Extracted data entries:

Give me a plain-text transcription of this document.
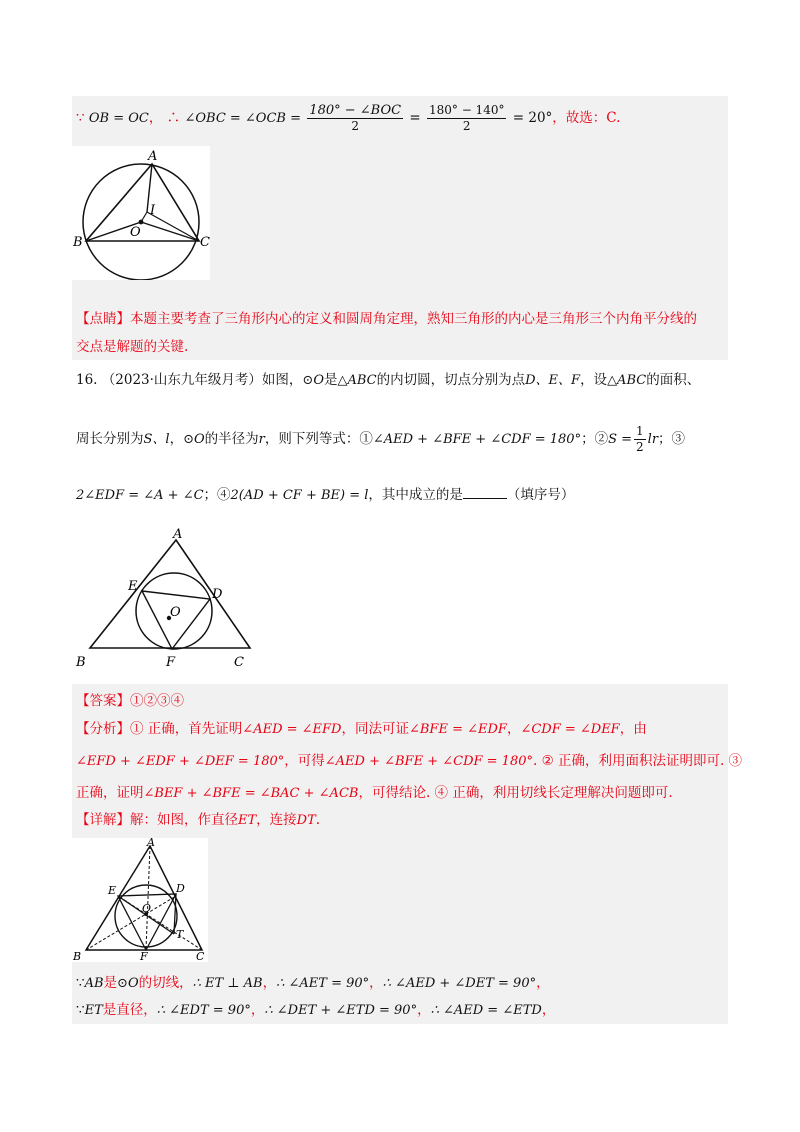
∵ OB = OC， ∴ ∠OBC = ∠OCB = $\frac{\text{180° − ∠BOC}}{2} = \frac{180^\circ - 140^\circ}{2} = 20^\circ$，故选：C.
A
I
O
B	C
【点睛】本题主要考查了三角形内心的定义和圆周角定理，熟知三角形的内心是三角形三个内角平分线的
交点是解题的关键.
16. （2023·山东九年级月考）如图，⊙O是△ABC的内切圆，切点分别为点D、E、F，设△ABC的面积、
周长分别为S、l，⊙O的半径为r，则下列等式：①∠AED + ∠BFE + ∠CDF = 180°；②S = $\frac{1}{2}$ lr；③
2∠EDF = ∠A + ∠C；④2(AD + CF + BE) = l，其中成立的是	（填序号）
A
E
D
O
B	F	C
【答案】①②③④
【分析】① 正确，首先证明∠AED = ∠EFD，同法可证∠BFE = ∠EDF，∠CDF = ∠DEF，由
∠EFD + ∠EDF + ∠DEF = 180°，可得∠AED + ∠BFE + ∠CDF = 180°. ② 正确，利用面积法证明即可. ③
正确，证明∠BEF + ∠BFE = ∠BAC + ∠ACB，可得结论. ④ 正确，利用切线长定理解决问题即可.
【详解】解：如图，作直径ET，连接DT.
A
E	D
O
T
B	F	C
∵AB是⊙O的切线，∴ ET ⊥ AB，∴ ∠AET = 90°，∴ ∠AED + ∠DET = 90°，
∵ET是直径，∴ ∠EDT = 90°，∴ ∠DET + ∠ETD = 90°，∴ ∠AED = ∠ETD，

__GOAL OF THE EXERCISE__
Examine the listing and say how many of its lines contain the string "frac". Give the number alone.

__WRITTEN ANSWER__
2